Task to carry out> Check each line of the listing for the word "JSON" and give only the number of lines that have it.

Chart and figure data
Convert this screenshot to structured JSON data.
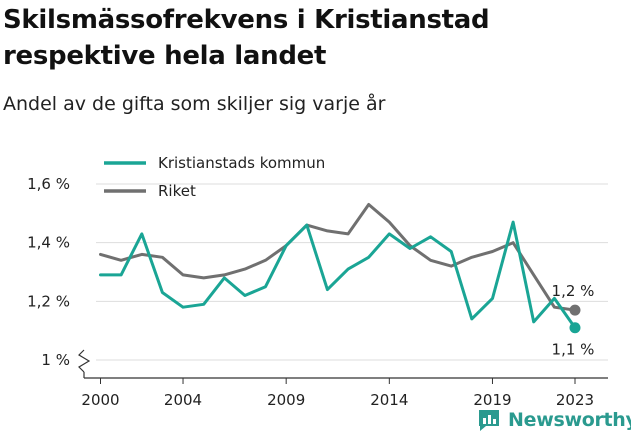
{
  "title": "Skilsmässofrekvens i Kristianstad respektive hela landet",
  "subtitle": "Andel av de gifta som skiljer sig varje år",
  "brand": "Newsworthy",
  "chart_data": {
    "type": "line",
    "x": [
      2000,
      2001,
      2002,
      2003,
      2004,
      2005,
      2006,
      2007,
      2008,
      2009,
      2010,
      2011,
      2012,
      2013,
      2014,
      2015,
      2016,
      2017,
      2018,
      2019,
      2020,
      2021,
      2022,
      2023
    ],
    "x_ticks": [
      2000,
      2004,
      2009,
      2014,
      2019,
      2023
    ],
    "y_ticks": [
      1.0,
      1.2,
      1.4,
      1.6
    ],
    "y_tick_labels": [
      "1 %",
      "1,2 %",
      "1,4 %",
      "1,6 %"
    ],
    "ylim": [
      1.0,
      1.65
    ],
    "axis_break": true,
    "grid": "horizontal",
    "legend_position": "top-left",
    "series": [
      {
        "name": "Kristianstads kommun",
        "color": "#1aa595",
        "values": [
          1.29,
          1.29,
          1.43,
          1.23,
          1.18,
          1.19,
          1.28,
          1.22,
          1.25,
          1.39,
          1.46,
          1.24,
          1.31,
          1.35,
          1.43,
          1.38,
          1.42,
          1.37,
          1.14,
          1.21,
          1.47,
          1.13,
          1.21,
          1.11
        ],
        "end_label": "1,1 %"
      },
      {
        "name": "Riket",
        "color": "#707070",
        "values": [
          1.36,
          1.34,
          1.36,
          1.35,
          1.29,
          1.28,
          1.29,
          1.31,
          1.34,
          1.39,
          1.46,
          1.44,
          1.43,
          1.53,
          1.47,
          1.39,
          1.34,
          1.32,
          1.35,
          1.37,
          1.4,
          1.29,
          1.18,
          1.17
        ],
        "end_label": "1,2 %"
      }
    ]
  }
}
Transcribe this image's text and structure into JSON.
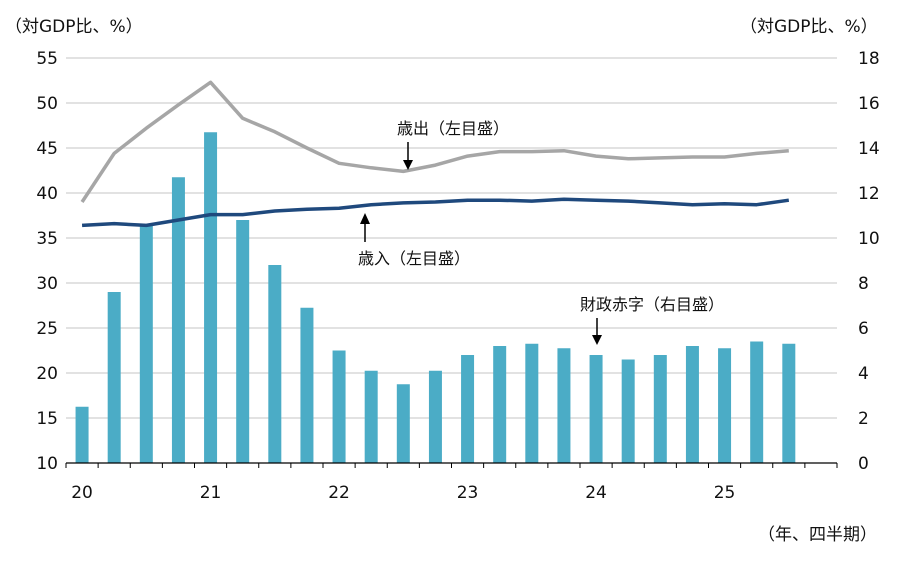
{
  "chart_data": {
    "type": "bar+line",
    "left_axis_title": "（対GDP比、%）",
    "right_axis_title": "（対GDP比、%）",
    "x_axis_title": "（年、四半期）",
    "left_ylim": [
      10,
      55
    ],
    "left_ticks": [
      10,
      15,
      20,
      25,
      30,
      35,
      40,
      45,
      50,
      55
    ],
    "right_ylim": [
      0,
      18
    ],
    "right_ticks": [
      0,
      2,
      4,
      6,
      8,
      10,
      12,
      14,
      16,
      18
    ],
    "grid": true,
    "x_year_labels": [
      "20",
      "21",
      "22",
      "23",
      "24",
      "25"
    ],
    "quarters": [
      "20Q1",
      "20Q2",
      "20Q3",
      "20Q4",
      "21Q1",
      "21Q2",
      "21Q3",
      "21Q4",
      "22Q1",
      "22Q2",
      "22Q3",
      "22Q4",
      "23Q1",
      "23Q2",
      "23Q3",
      "23Q4",
      "24Q1",
      "24Q2",
      "24Q3",
      "24Q4",
      "25Q1",
      "25Q2",
      "25Q3"
    ],
    "series": [
      {
        "name": "財政赤字",
        "label": "財政赤字（右目盛）",
        "type": "bar",
        "axis": "right",
        "color": "#4bacc6",
        "values": [
          2.5,
          7.6,
          10.6,
          12.7,
          14.7,
          10.8,
          8.8,
          6.9,
          5.0,
          4.1,
          3.5,
          4.1,
          4.8,
          5.2,
          5.3,
          5.1,
          4.8,
          4.6,
          4.8,
          5.2,
          5.1,
          5.4,
          5.3
        ]
      },
      {
        "name": "歳出",
        "label": "歳出（左目盛）",
        "type": "line",
        "axis": "left",
        "color": "#a6a6a6",
        "values": [
          39.0,
          44.4,
          47.2,
          49.8,
          52.3,
          48.3,
          46.8,
          45.0,
          43.3,
          42.8,
          42.4,
          43.1,
          44.1,
          44.6,
          44.6,
          44.7,
          44.1,
          43.8,
          43.9,
          44.0,
          44.0,
          44.4,
          44.7
        ]
      },
      {
        "name": "歳入",
        "label": "歳入（左目盛）",
        "type": "line",
        "axis": "left",
        "color": "#1f497d",
        "values": [
          36.4,
          36.6,
          36.4,
          37.0,
          37.6,
          37.6,
          38.0,
          38.2,
          38.3,
          38.7,
          38.9,
          39.0,
          39.2,
          39.2,
          39.1,
          39.3,
          39.2,
          39.1,
          38.9,
          38.7,
          38.8,
          38.7,
          39.2
        ]
      }
    ]
  }
}
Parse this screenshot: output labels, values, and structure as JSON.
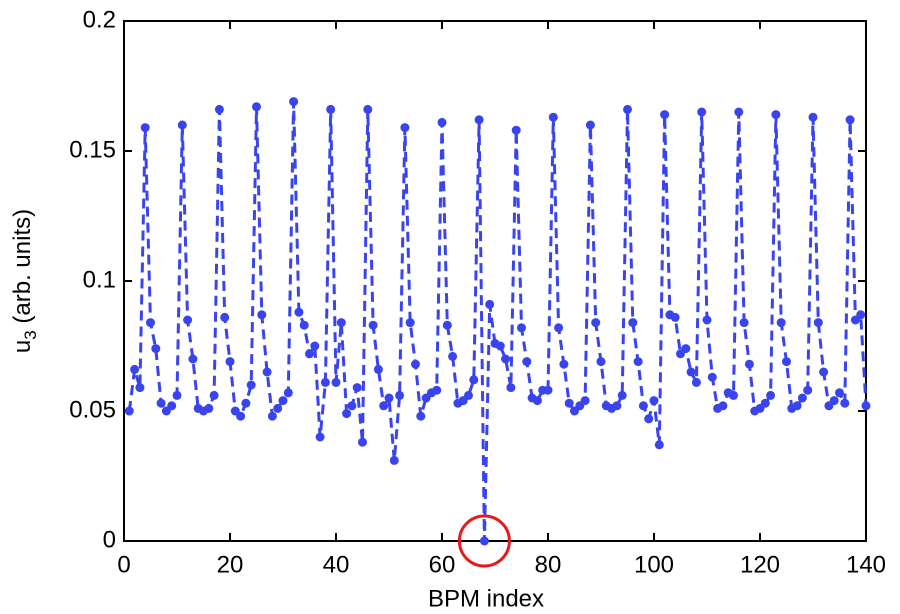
{
  "chart_data": {
    "type": "line",
    "xlabel": "BPM index",
    "ylabel": {
      "text": "u",
      "subscript": "3",
      "suffix": " (arb. units)"
    },
    "x": [
      1,
      2,
      3,
      4,
      5,
      6,
      7,
      8,
      9,
      10,
      11,
      12,
      13,
      14,
      15,
      16,
      17,
      18,
      19,
      20,
      21,
      22,
      23,
      24,
      25,
      26,
      27,
      28,
      29,
      30,
      31,
      32,
      33,
      34,
      35,
      36,
      37,
      38,
      39,
      40,
      41,
      42,
      43,
      44,
      45,
      46,
      47,
      48,
      49,
      50,
      51,
      52,
      53,
      54,
      55,
      56,
      57,
      58,
      59,
      60,
      61,
      62,
      63,
      64,
      65,
      66,
      67,
      68,
      69,
      70,
      71,
      72,
      73,
      74,
      75,
      76,
      77,
      78,
      79,
      80,
      81,
      82,
      83,
      84,
      85,
      86,
      87,
      88,
      89,
      90,
      91,
      92,
      93,
      94,
      95,
      96,
      97,
      98,
      99,
      100,
      101,
      102,
      103,
      104,
      105,
      106,
      107,
      108,
      109,
      110,
      111,
      112,
      113,
      114,
      115,
      116,
      117,
      118,
      119,
      120,
      121,
      122,
      123,
      124,
      125,
      126,
      127,
      128,
      129,
      130,
      131,
      132,
      133,
      134,
      135,
      136,
      137,
      138,
      139,
      140
    ],
    "series": [
      {
        "name": "u3",
        "color": "#3a44ee",
        "values": [
          0.05,
          0.066,
          0.059,
          0.159,
          0.084,
          0.074,
          0.053,
          0.05,
          0.052,
          0.056,
          0.16,
          0.085,
          0.07,
          0.051,
          0.05,
          0.051,
          0.056,
          0.166,
          0.086,
          0.069,
          0.05,
          0.048,
          0.053,
          0.06,
          0.167,
          0.087,
          0.065,
          0.048,
          0.051,
          0.054,
          0.057,
          0.169,
          0.088,
          0.083,
          0.072,
          0.075,
          0.04,
          0.061,
          0.166,
          0.061,
          0.084,
          0.049,
          0.052,
          0.059,
          0.038,
          0.166,
          0.083,
          0.066,
          0.052,
          0.055,
          0.031,
          0.056,
          0.159,
          0.084,
          0.068,
          0.048,
          0.055,
          0.057,
          0.058,
          0.161,
          0.083,
          0.071,
          0.053,
          0.054,
          0.056,
          0.062,
          0.162,
          0.0,
          0.091,
          0.076,
          0.075,
          0.07,
          0.059,
          0.158,
          0.082,
          0.069,
          0.055,
          0.054,
          0.058,
          0.058,
          0.163,
          0.082,
          0.068,
          0.053,
          0.05,
          0.052,
          0.054,
          0.16,
          0.084,
          0.069,
          0.052,
          0.051,
          0.052,
          0.056,
          0.166,
          0.084,
          0.069,
          0.052,
          0.047,
          0.054,
          0.037,
          0.164,
          0.087,
          0.086,
          0.072,
          0.074,
          0.065,
          0.061,
          0.165,
          0.085,
          0.063,
          0.051,
          0.052,
          0.057,
          0.056,
          0.165,
          0.084,
          0.068,
          0.05,
          0.051,
          0.053,
          0.056,
          0.164,
          0.084,
          0.069,
          0.051,
          0.052,
          0.055,
          0.058,
          0.163,
          0.084,
          0.065,
          0.052,
          0.054,
          0.057,
          0.053,
          0.162,
          0.085,
          0.087,
          0.052
        ]
      }
    ],
    "highlight_color": "#e8191c",
    "xlim": [
      0,
      140
    ],
    "xticks": [
      0,
      20,
      40,
      60,
      80,
      100,
      120,
      140
    ],
    "ylim": [
      0,
      0.2
    ],
    "yticks": [
      0,
      0.05,
      0.1,
      0.15,
      0.2
    ]
  }
}
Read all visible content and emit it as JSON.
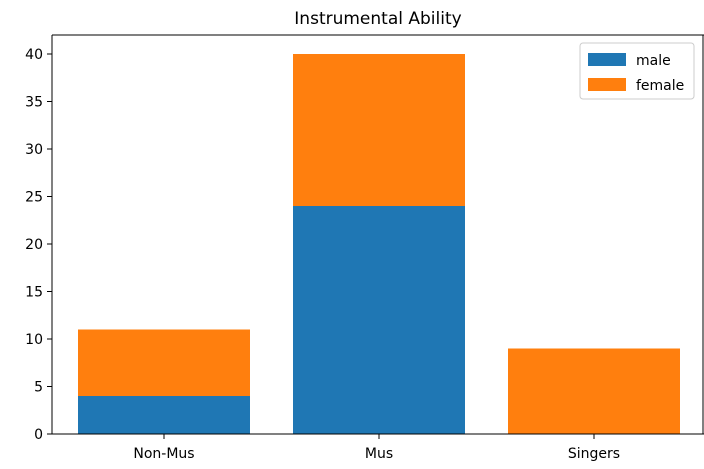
{
  "chart_data": {
    "type": "bar",
    "stacked": true,
    "title": "Instrumental Ability",
    "xlabel": "",
    "ylabel": "",
    "categories": [
      "Non-Mus",
      "Mus",
      "Singers"
    ],
    "series": [
      {
        "name": "male",
        "values": [
          4,
          24,
          0
        ],
        "color": "#1f77b4"
      },
      {
        "name": "female",
        "values": [
          7,
          16,
          9
        ],
        "color": "#ff7f0e"
      }
    ],
    "ylim": [
      0,
      42
    ],
    "yticks": [
      0,
      5,
      10,
      15,
      20,
      25,
      30,
      35,
      40
    ],
    "grid": false,
    "legend_position": "top-right"
  }
}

Output for this task> 4